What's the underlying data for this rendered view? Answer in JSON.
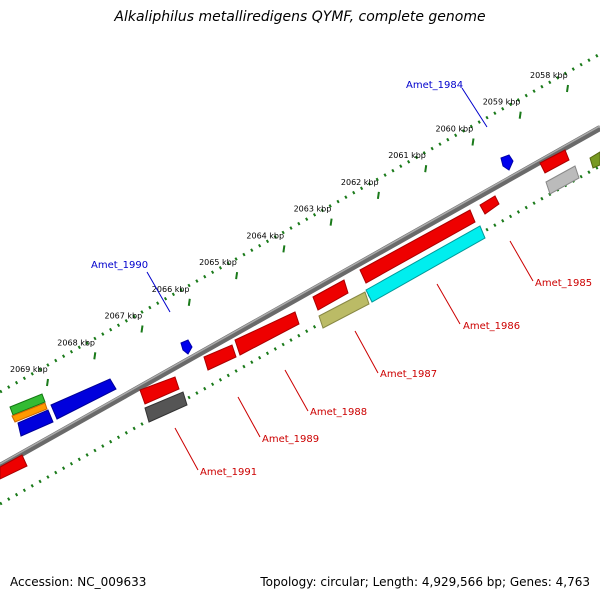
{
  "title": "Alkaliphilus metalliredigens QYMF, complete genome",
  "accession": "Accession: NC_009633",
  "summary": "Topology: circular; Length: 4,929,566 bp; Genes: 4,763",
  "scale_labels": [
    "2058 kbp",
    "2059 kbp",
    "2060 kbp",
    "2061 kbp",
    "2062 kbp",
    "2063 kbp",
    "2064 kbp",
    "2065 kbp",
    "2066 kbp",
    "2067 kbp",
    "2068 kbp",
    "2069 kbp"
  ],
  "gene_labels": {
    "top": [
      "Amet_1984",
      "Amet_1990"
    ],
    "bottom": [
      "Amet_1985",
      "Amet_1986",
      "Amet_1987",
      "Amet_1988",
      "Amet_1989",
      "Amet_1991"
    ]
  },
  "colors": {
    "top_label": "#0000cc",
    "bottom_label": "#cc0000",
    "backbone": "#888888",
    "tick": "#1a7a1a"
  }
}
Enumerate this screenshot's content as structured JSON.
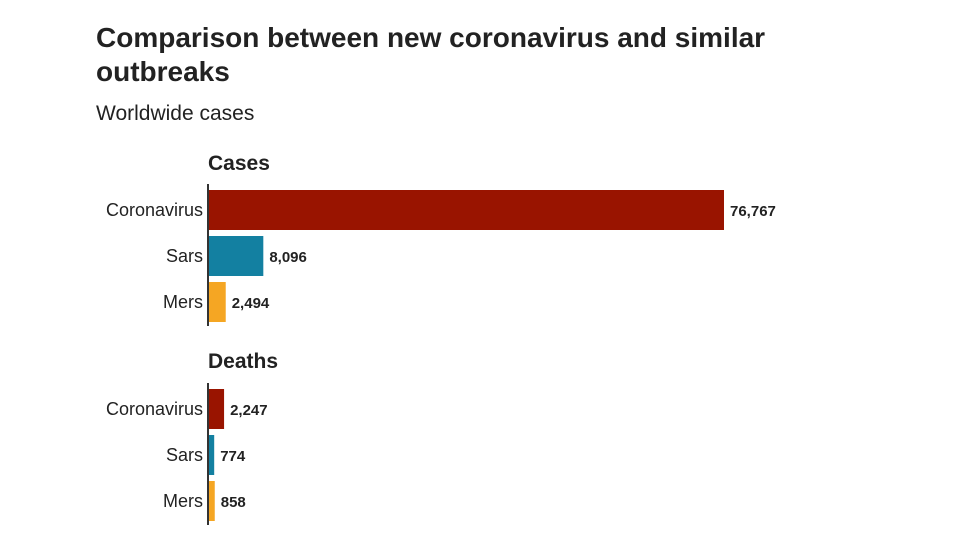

---

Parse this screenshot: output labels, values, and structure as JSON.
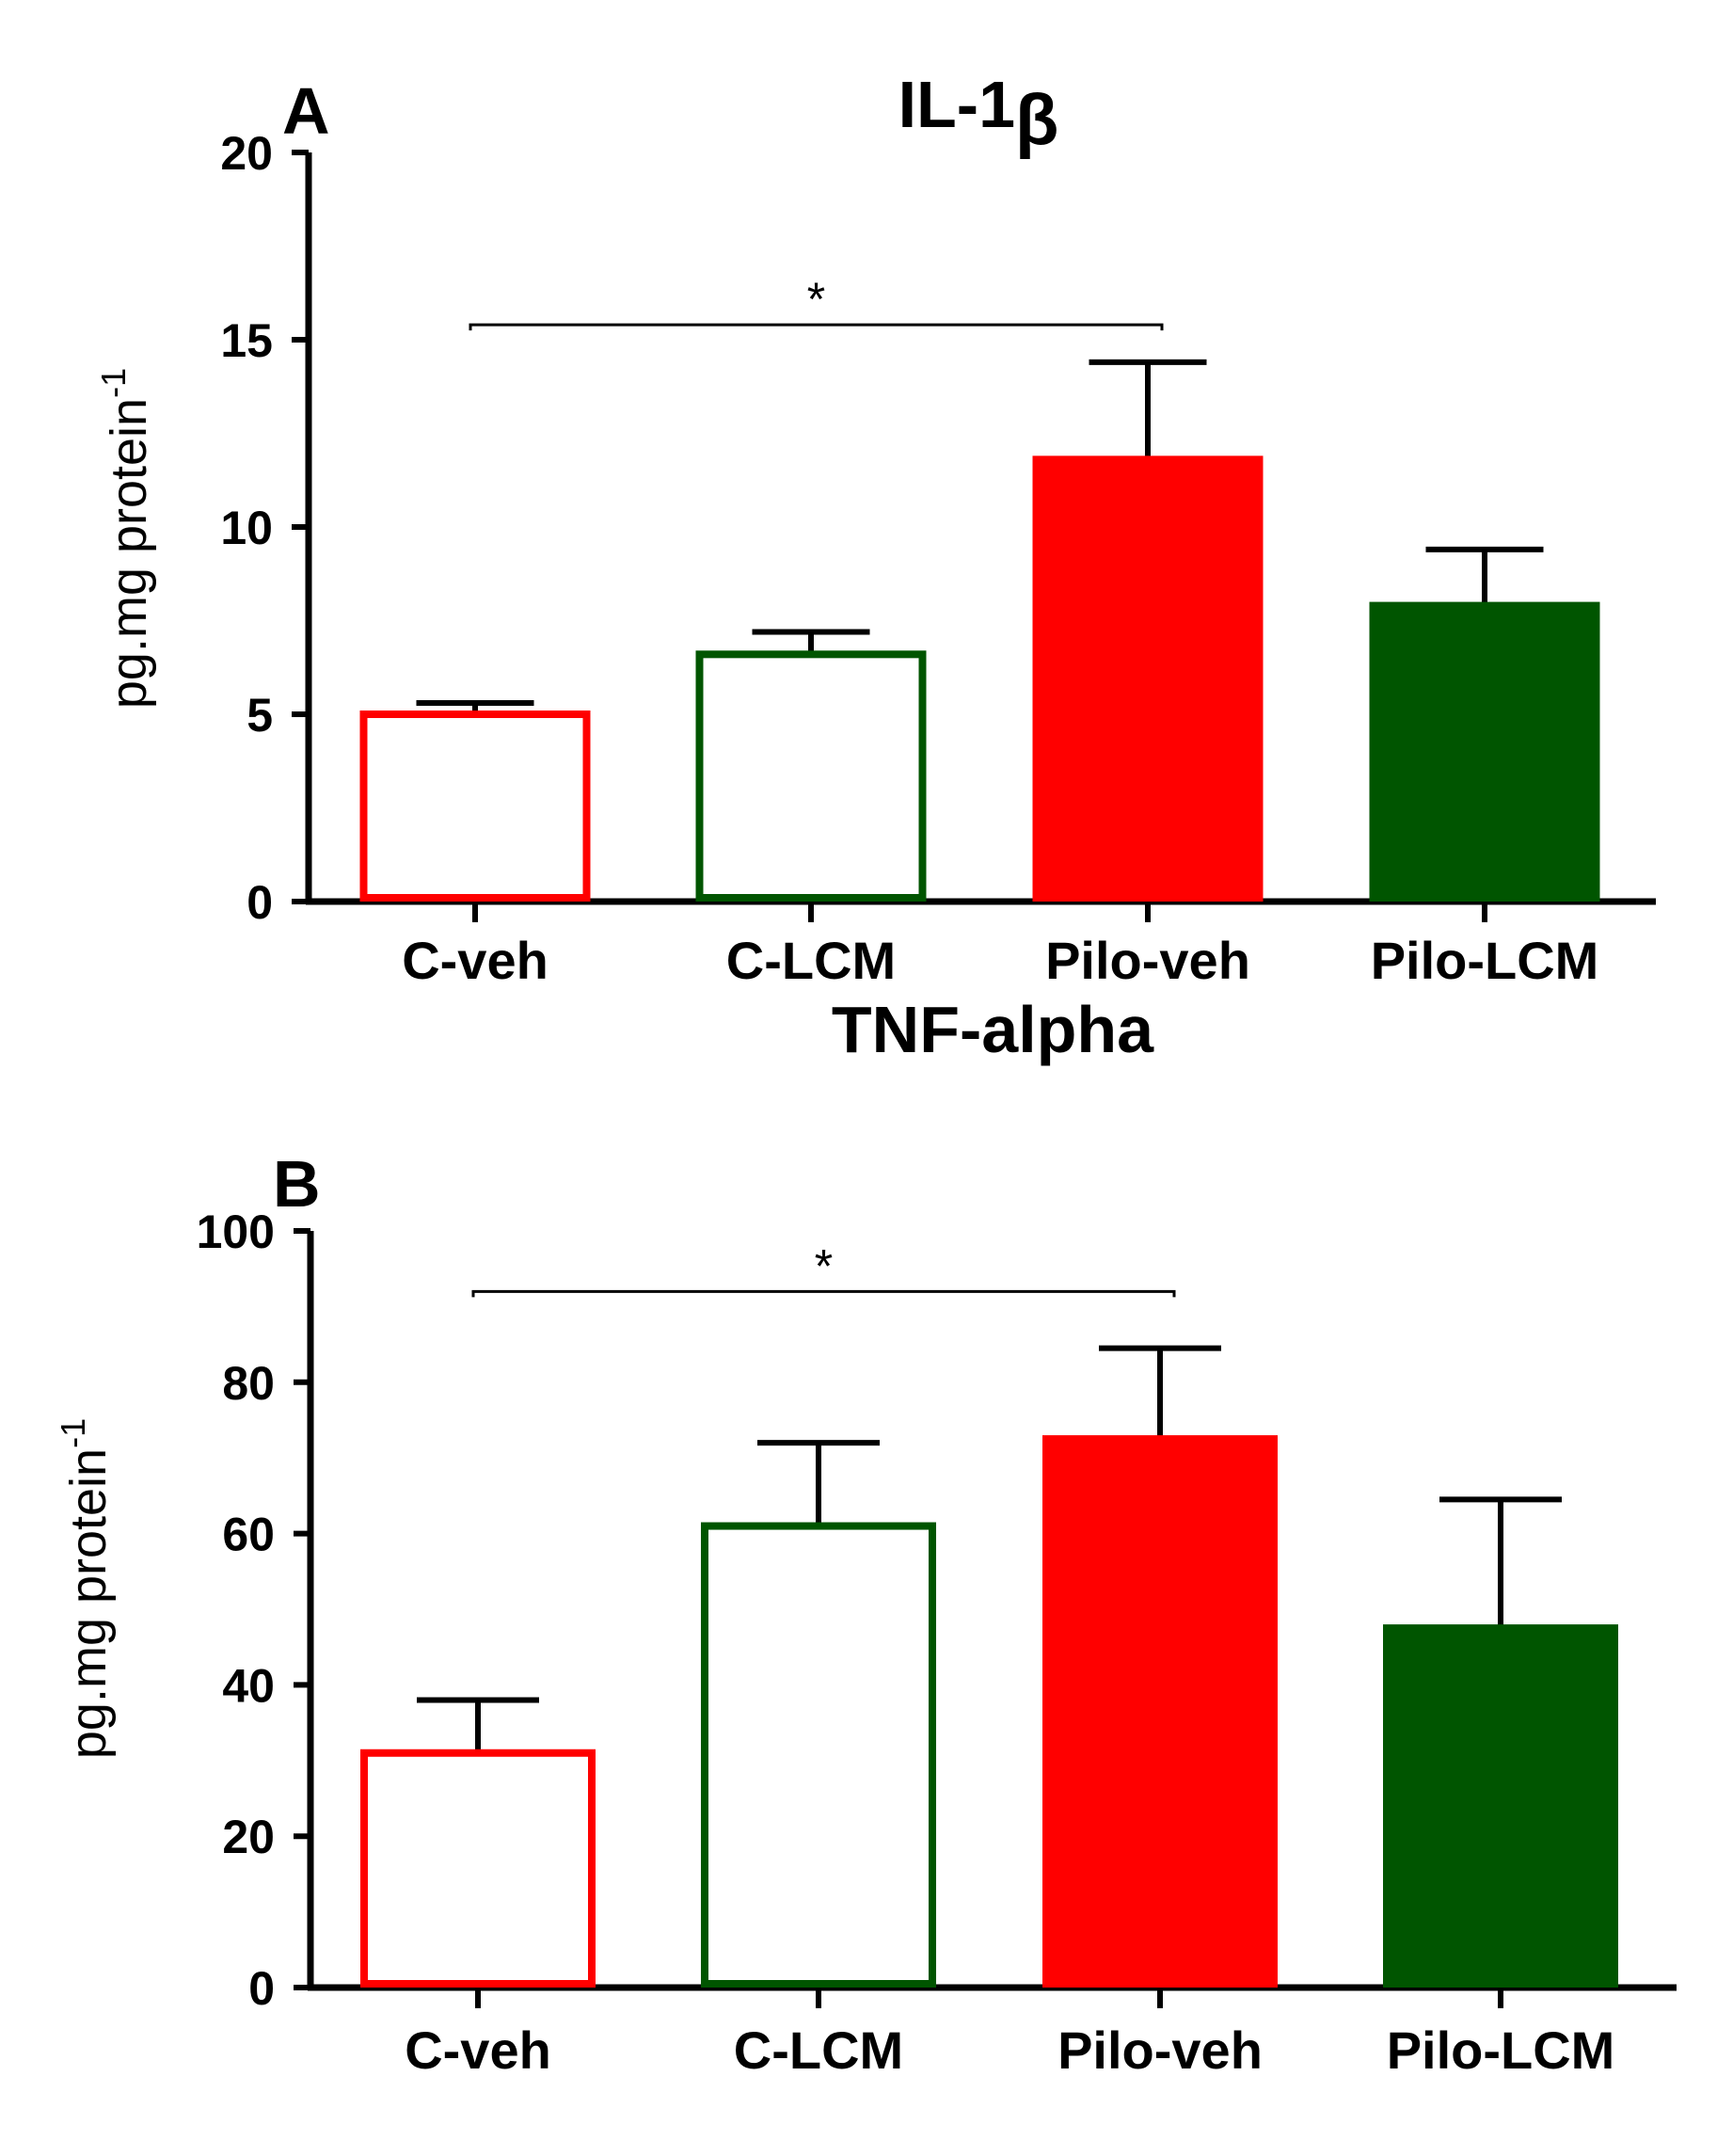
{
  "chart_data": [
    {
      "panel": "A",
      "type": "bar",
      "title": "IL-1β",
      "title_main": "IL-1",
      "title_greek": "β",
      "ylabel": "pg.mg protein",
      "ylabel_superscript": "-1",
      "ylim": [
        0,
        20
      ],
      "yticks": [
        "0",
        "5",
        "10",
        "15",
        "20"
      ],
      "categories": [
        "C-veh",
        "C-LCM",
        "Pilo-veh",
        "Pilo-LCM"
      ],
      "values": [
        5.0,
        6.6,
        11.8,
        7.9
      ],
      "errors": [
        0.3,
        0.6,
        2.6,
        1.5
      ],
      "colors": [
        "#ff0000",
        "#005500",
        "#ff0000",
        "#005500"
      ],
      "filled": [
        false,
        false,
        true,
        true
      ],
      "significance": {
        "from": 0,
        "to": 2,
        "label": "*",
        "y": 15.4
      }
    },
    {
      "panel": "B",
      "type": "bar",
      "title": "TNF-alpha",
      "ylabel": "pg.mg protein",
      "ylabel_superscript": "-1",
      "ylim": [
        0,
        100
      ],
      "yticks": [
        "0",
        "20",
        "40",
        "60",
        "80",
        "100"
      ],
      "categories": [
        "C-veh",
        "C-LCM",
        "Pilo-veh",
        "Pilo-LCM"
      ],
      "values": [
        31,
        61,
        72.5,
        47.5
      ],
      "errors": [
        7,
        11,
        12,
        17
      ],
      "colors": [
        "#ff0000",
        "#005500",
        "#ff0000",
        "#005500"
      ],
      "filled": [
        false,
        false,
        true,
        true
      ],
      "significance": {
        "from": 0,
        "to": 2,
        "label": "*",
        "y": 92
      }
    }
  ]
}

---

▸ Your objective
Would you copy out, exactly and with no pictures, only the lines above from the one that contains "What's the underlying" through the one that contains "Enumerate this screenshot's"?

▸ Solved exercise
What's the underlying data for this rendered view? Answer in JSON.
{
  "title": "Alkaliphilus metalliredigens QYMF, complete genome",
  "accession": "Accession: NC_009633",
  "summary": "Topology: circular; Length: 4,929,566 bp; Genes: 4,763",
  "scale_labels": [
    "2058 kbp",
    "2059 kbp",
    "2060 kbp",
    "2061 kbp",
    "2062 kbp",
    "2063 kbp",
    "2064 kbp",
    "2065 kbp",
    "2066 kbp",
    "2067 kbp",
    "2068 kbp",
    "2069 kbp"
  ],
  "gene_labels": {
    "top": [
      "Amet_1984",
      "Amet_1990"
    ],
    "bottom": [
      "Amet_1985",
      "Amet_1986",
      "Amet_1987",
      "Amet_1988",
      "Amet_1989",
      "Amet_1991"
    ]
  },
  "colors": {
    "top_label": "#0000cc",
    "bottom_label": "#cc0000",
    "backbone": "#888888",
    "tick": "#1a7a1a"
  }
}
Enumerate this screenshot's content as structured JSON.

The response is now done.